### BRIEF
Show every line in the entries below where the word "prostředí" appears.

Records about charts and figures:
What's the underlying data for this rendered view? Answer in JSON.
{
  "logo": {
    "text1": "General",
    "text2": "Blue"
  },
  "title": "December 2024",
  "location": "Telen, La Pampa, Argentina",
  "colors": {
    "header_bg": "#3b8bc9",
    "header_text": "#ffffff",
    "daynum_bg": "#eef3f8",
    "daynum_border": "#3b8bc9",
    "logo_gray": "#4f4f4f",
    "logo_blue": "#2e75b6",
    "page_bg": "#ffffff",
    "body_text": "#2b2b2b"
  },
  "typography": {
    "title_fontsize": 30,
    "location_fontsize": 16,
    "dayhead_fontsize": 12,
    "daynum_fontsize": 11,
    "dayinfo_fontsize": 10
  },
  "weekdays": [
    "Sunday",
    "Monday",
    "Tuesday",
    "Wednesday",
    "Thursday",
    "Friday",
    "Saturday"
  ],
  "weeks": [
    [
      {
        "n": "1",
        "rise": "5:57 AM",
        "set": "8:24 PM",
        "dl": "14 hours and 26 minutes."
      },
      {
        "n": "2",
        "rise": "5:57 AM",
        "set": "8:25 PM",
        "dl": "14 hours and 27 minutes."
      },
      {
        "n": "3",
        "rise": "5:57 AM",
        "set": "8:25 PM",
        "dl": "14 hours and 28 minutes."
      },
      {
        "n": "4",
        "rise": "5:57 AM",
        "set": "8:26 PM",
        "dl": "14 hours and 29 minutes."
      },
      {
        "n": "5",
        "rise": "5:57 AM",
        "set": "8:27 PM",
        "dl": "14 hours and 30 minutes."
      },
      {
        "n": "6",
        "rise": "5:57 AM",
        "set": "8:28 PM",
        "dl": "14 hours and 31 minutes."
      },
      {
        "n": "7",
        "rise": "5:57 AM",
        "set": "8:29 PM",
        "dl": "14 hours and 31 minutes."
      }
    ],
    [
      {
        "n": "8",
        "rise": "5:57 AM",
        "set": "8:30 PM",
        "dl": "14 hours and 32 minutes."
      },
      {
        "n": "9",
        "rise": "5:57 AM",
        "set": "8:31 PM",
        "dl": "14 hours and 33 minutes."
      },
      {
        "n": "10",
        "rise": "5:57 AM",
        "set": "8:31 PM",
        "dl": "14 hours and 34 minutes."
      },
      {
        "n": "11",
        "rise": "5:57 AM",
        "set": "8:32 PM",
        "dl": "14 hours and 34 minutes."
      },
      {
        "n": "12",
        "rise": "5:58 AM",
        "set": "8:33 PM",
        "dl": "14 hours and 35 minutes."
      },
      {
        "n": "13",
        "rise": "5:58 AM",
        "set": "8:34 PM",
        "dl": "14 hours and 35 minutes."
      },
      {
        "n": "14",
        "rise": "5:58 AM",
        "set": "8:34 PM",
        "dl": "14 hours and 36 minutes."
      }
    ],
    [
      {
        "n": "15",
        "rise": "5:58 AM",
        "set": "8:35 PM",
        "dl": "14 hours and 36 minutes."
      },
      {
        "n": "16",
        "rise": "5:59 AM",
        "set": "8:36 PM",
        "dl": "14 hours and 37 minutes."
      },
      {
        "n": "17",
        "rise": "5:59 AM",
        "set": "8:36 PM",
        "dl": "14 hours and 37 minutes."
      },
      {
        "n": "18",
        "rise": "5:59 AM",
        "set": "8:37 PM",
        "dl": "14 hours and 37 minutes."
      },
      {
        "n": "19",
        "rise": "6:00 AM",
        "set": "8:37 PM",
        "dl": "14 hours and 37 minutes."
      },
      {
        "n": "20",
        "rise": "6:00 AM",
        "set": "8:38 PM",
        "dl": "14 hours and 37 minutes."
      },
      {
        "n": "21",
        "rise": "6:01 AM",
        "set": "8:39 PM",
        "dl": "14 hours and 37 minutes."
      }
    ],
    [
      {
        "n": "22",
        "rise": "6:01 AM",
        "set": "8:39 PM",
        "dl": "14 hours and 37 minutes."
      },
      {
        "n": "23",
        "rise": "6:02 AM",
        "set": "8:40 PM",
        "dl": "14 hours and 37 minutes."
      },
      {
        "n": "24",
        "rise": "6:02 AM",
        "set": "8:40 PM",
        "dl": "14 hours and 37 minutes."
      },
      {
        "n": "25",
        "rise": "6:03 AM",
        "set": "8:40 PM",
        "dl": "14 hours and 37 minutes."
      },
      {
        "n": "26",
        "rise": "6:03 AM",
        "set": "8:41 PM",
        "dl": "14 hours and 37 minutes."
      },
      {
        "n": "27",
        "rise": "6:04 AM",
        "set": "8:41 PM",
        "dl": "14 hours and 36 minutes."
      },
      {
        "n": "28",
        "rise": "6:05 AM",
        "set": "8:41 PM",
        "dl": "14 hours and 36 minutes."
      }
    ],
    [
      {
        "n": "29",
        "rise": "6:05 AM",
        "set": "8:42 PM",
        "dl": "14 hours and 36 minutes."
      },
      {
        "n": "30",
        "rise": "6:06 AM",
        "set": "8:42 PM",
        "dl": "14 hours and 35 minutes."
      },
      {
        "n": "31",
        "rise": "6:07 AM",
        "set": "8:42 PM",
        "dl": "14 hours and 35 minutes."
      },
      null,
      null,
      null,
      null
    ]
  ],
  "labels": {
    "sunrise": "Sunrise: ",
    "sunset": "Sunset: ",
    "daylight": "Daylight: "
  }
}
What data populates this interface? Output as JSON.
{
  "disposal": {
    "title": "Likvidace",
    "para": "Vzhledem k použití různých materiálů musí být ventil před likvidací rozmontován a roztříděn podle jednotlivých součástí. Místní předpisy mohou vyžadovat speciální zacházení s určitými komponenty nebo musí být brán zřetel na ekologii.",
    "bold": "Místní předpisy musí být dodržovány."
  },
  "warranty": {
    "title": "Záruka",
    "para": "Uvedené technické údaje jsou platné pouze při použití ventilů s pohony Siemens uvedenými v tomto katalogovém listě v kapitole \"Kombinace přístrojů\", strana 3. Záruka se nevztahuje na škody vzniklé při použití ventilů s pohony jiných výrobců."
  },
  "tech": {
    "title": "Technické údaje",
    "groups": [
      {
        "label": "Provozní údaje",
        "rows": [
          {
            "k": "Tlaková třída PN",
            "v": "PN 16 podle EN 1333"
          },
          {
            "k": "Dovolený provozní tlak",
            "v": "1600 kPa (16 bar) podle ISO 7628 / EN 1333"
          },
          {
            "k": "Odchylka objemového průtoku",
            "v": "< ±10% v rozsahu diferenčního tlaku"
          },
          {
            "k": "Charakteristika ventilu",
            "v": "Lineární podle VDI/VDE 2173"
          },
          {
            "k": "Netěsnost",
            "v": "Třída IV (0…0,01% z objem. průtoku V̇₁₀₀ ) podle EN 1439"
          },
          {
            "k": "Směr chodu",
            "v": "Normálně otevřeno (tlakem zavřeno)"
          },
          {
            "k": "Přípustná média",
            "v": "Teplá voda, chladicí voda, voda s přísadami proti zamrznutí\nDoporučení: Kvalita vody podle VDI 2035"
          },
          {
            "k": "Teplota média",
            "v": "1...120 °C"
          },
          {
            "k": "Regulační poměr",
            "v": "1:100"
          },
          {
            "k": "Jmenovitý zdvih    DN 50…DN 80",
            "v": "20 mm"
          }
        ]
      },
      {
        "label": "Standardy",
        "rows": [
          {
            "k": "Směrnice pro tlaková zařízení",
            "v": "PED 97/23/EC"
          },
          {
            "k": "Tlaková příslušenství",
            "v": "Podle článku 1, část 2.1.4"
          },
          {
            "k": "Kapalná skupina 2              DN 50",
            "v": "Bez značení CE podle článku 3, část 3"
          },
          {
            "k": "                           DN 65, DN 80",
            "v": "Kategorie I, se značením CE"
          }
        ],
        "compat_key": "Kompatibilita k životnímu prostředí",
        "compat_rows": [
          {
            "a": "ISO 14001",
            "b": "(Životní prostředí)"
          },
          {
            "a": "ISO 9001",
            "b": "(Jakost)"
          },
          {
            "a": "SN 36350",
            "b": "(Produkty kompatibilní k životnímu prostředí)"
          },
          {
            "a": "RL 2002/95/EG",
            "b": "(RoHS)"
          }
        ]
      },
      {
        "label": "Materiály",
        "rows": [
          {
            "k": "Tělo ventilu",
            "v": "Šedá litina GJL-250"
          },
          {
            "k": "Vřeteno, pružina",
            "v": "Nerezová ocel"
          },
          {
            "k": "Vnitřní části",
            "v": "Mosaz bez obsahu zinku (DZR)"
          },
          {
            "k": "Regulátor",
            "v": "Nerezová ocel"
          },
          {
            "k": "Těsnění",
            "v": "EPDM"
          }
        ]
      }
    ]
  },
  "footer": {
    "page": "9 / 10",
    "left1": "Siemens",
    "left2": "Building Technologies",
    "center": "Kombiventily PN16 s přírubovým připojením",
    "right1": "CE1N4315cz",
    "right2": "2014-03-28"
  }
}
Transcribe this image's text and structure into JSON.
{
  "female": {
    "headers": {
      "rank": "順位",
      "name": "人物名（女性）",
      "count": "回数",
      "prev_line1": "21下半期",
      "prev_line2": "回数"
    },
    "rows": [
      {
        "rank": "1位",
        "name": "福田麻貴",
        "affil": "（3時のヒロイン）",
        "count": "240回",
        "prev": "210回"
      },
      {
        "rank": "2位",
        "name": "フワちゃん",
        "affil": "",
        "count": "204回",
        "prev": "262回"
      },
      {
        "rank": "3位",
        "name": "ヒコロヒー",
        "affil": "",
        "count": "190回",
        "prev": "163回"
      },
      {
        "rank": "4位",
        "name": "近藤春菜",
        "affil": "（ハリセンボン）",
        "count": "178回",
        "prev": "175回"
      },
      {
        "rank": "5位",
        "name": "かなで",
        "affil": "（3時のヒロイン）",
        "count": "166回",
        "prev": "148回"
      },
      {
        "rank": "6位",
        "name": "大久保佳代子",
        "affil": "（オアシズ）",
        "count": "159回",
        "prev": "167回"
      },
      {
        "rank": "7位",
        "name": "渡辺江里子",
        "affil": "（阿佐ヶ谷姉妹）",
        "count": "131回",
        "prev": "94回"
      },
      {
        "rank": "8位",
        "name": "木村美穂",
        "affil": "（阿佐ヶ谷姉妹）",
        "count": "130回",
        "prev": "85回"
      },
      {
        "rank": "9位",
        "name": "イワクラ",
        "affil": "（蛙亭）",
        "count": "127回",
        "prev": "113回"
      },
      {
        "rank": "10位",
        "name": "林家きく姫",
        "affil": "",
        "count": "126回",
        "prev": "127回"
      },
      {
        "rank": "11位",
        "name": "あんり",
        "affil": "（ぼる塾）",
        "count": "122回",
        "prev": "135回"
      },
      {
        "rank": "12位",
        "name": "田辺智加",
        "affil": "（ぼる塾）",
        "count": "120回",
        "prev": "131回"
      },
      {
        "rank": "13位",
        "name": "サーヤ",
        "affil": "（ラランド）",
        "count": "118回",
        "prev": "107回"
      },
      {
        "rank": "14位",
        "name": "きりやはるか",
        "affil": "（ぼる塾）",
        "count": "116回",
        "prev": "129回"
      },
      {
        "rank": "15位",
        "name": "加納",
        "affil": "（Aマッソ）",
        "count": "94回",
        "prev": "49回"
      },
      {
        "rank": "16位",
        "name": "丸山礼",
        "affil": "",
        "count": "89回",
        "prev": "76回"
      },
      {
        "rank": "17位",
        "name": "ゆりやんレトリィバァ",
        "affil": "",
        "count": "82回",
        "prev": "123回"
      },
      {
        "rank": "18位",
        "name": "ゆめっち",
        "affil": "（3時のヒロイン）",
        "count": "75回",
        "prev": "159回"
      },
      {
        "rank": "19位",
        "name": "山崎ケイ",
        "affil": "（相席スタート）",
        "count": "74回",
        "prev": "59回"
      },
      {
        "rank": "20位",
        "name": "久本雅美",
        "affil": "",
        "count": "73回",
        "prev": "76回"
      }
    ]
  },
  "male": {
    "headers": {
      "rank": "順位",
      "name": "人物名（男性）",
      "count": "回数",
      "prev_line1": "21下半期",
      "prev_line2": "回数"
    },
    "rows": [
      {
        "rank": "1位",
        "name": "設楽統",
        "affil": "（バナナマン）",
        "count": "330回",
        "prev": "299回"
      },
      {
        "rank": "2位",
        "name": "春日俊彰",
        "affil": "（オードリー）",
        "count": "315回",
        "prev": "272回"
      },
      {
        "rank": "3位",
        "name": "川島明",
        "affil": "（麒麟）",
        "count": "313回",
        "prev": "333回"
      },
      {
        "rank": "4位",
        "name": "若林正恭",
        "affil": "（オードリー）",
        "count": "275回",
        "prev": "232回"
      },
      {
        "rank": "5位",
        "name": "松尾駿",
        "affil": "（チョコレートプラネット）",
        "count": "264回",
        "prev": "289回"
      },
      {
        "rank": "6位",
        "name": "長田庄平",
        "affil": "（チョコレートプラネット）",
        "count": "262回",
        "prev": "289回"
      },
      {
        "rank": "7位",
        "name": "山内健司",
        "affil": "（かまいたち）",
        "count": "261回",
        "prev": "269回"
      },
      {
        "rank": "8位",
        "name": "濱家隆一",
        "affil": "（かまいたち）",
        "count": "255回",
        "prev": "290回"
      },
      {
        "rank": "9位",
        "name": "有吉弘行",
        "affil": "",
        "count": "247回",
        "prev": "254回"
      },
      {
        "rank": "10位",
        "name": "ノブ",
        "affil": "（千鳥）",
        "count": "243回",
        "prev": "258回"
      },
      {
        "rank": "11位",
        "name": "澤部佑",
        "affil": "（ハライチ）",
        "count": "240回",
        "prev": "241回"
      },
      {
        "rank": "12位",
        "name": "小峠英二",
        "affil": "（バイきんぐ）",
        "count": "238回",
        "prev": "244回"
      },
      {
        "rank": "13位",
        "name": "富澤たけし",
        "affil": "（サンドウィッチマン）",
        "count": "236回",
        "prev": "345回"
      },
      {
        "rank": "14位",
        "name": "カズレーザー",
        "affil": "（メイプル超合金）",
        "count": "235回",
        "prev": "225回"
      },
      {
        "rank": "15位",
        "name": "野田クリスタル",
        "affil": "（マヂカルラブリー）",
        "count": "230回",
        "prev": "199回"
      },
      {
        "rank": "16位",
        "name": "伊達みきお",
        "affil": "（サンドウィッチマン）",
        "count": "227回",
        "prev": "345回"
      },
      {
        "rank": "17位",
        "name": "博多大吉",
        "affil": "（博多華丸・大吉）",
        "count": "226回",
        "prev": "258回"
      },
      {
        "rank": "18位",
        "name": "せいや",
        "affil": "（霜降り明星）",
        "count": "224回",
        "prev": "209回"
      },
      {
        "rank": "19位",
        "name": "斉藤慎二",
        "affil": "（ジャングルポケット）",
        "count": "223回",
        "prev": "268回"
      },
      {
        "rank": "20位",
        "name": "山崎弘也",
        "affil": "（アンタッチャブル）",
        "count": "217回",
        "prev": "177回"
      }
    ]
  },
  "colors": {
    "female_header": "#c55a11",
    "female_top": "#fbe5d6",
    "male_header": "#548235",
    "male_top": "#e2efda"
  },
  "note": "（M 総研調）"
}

### FULL ANSWER
        "compat_key": "Kompatibilita k životnímu prostředí",
            "b": "(Životní prostředí)"
            "b": "(Produkty kompatibilní k životnímu prostředí)"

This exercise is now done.